'''

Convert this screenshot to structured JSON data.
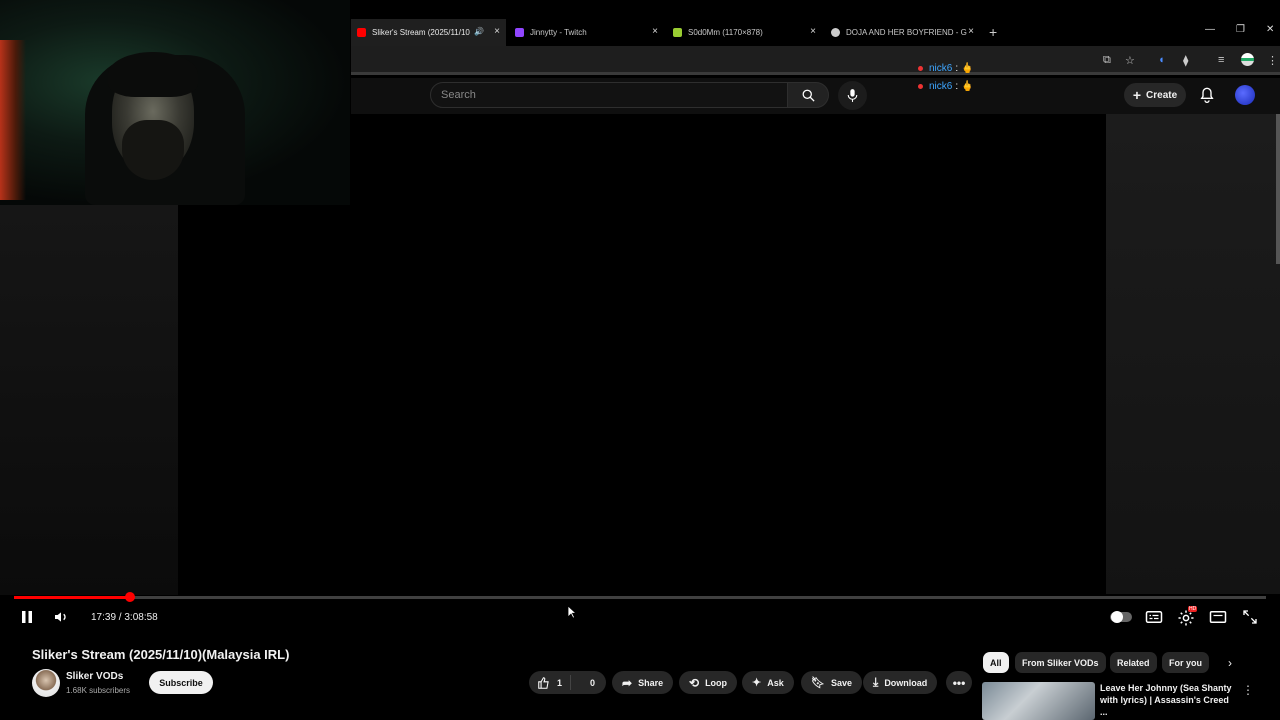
{
  "browser": {
    "tabs": [
      {
        "title": "Sliker's Stream (2025/11/10",
        "favicon_color": "#ff0000",
        "active": true
      },
      {
        "title": "Jinnytty - Twitch",
        "favicon_color": "#9146ff",
        "active": false
      },
      {
        "title": "S0d0Mm (1170×878)",
        "favicon_color": "#9acd32",
        "active": false
      },
      {
        "title": "DOJA AND HER BOYFRIEND - G",
        "favicon_color": "#cccccc",
        "active": false
      }
    ],
    "close_glyph": "×",
    "new_tab_glyph": "+"
  },
  "youtube_header": {
    "search_placeholder": "Search",
    "create_label": "Create"
  },
  "chat_overlay": [
    {
      "user": "nick6",
      "message": "🖕"
    },
    {
      "user": "nick6",
      "message": "🖕"
    }
  ],
  "player": {
    "time_current": "17:39",
    "time_total": "3:08:58",
    "time_display": "17:39 / 3:08:58",
    "progress_fraction": 0.093,
    "progress_color": "#ff0000",
    "playing": true
  },
  "video": {
    "title": "Sliker's Stream (2025/11/10)(Malaysia IRL)",
    "channel": "Sliker VODs",
    "subscribers": "1.68K subscribers",
    "subscribe_label": "Subscribe",
    "likes": "1",
    "dislikes": "0",
    "actions": {
      "share": "Share",
      "loop": "Loop",
      "ask": "Ask",
      "save": "Save",
      "download": "Download"
    }
  },
  "related": {
    "chips": [
      "All",
      "From Sliker VODs",
      "Related",
      "For you"
    ],
    "selected_chip": "All",
    "first_item_title": "Leave Her Johnny (Sea Shanty with lyrics) | Assassin's Creed ..."
  }
}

'''

## [Required task]
Omit all pictures while transcribing the entries verbatim.

## [Solution for this task]
Convert this screenshot to structured JSON data.
{
  "browser": {
    "tabs": [
      {
        "title": "Sliker's Stream (2025/11/10",
        "favicon_color": "#ff0000",
        "active": true
      },
      {
        "title": "Jinnytty - Twitch",
        "favicon_color": "#9146ff",
        "active": false
      },
      {
        "title": "S0d0Mm (1170×878)",
        "favicon_color": "#9acd32",
        "active": false
      },
      {
        "title": "DOJA AND HER BOYFRIEND - G",
        "favicon_color": "#cccccc",
        "active": false
      }
    ],
    "close_glyph": "×",
    "new_tab_glyph": "+"
  },
  "youtube_header": {
    "search_placeholder": "Search",
    "create_label": "Create"
  },
  "chat_overlay": [
    {
      "user": "nick6",
      "message": "🖕"
    },
    {
      "user": "nick6",
      "message": "🖕"
    }
  ],
  "player": {
    "time_current": "17:39",
    "time_total": "3:08:58",
    "time_display": "17:39 / 3:08:58",
    "progress_fraction": 0.093,
    "progress_color": "#ff0000",
    "playing": true
  },
  "video": {
    "title": "Sliker's Stream (2025/11/10)(Malaysia IRL)",
    "channel": "Sliker VODs",
    "subscribers": "1.68K subscribers",
    "subscribe_label": "Subscribe",
    "likes": "1",
    "dislikes": "0",
    "actions": {
      "share": "Share",
      "loop": "Loop",
      "ask": "Ask",
      "save": "Save",
      "download": "Download"
    }
  },
  "related": {
    "chips": [
      "All",
      "From Sliker VODs",
      "Related",
      "For you"
    ],
    "selected_chip": "All",
    "first_item_title": "Leave Her Johnny (Sea Shanty with lyrics) | Assassin's Creed ..."
  }
}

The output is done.